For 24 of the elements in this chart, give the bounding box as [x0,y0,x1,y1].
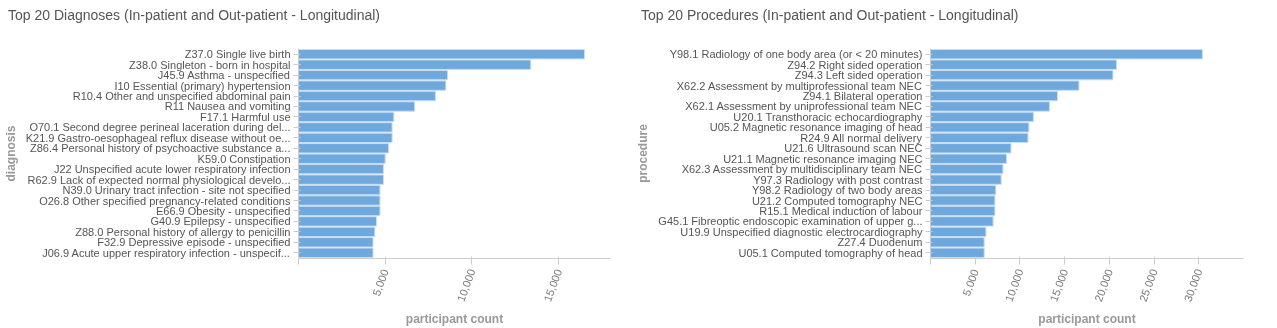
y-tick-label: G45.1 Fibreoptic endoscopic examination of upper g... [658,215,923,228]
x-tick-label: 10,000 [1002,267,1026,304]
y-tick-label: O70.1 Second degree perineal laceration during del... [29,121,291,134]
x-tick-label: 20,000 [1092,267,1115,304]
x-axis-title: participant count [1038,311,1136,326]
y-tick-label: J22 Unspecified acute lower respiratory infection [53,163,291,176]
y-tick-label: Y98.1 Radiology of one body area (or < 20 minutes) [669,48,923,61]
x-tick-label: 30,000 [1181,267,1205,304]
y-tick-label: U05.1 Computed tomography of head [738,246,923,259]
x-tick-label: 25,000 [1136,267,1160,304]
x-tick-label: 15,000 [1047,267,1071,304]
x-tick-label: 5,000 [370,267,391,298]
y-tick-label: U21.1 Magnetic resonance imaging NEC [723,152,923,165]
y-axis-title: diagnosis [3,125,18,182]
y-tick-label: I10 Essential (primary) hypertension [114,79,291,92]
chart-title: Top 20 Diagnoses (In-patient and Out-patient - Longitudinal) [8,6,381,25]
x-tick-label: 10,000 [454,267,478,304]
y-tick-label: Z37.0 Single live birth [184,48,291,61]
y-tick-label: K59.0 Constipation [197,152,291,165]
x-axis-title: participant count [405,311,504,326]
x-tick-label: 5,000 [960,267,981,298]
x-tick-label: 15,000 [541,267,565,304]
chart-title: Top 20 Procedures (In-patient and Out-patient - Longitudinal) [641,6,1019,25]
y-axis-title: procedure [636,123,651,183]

...

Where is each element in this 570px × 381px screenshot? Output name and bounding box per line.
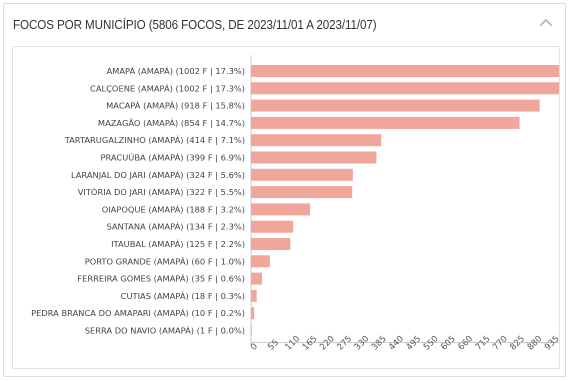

§ **Task statement**: Quote the items from the line with "For 24 of the" to the line with "x-tick-label: 5,000 [370,267,391,298]", both lines included, and leave the pictures out of the answer.

§ **Reply to the task**:
For 24 of the elements in this chart, give the bounding box as [x0,y0,x1,y1].
y-tick-label: G45.1 Fibreoptic endoscopic examination of upper g... [658,215,923,228]
x-tick-label: 10,000 [1002,267,1026,304]
y-tick-label: O70.1 Second degree perineal laceration during del... [29,121,291,134]
x-tick-label: 20,000 [1092,267,1115,304]
x-axis-title: participant count [1038,311,1136,326]
y-tick-label: J22 Unspecified acute lower respiratory infection [53,163,291,176]
y-tick-label: Y98.1 Radiology of one body area (or < 20 minutes) [669,48,923,61]
x-tick-label: 30,000 [1181,267,1205,304]
y-tick-label: U05.1 Computed tomography of head [738,246,923,259]
x-tick-label: 25,000 [1136,267,1160,304]
x-tick-label: 15,000 [1047,267,1071,304]
x-tick-label: 5,000 [370,267,391,298]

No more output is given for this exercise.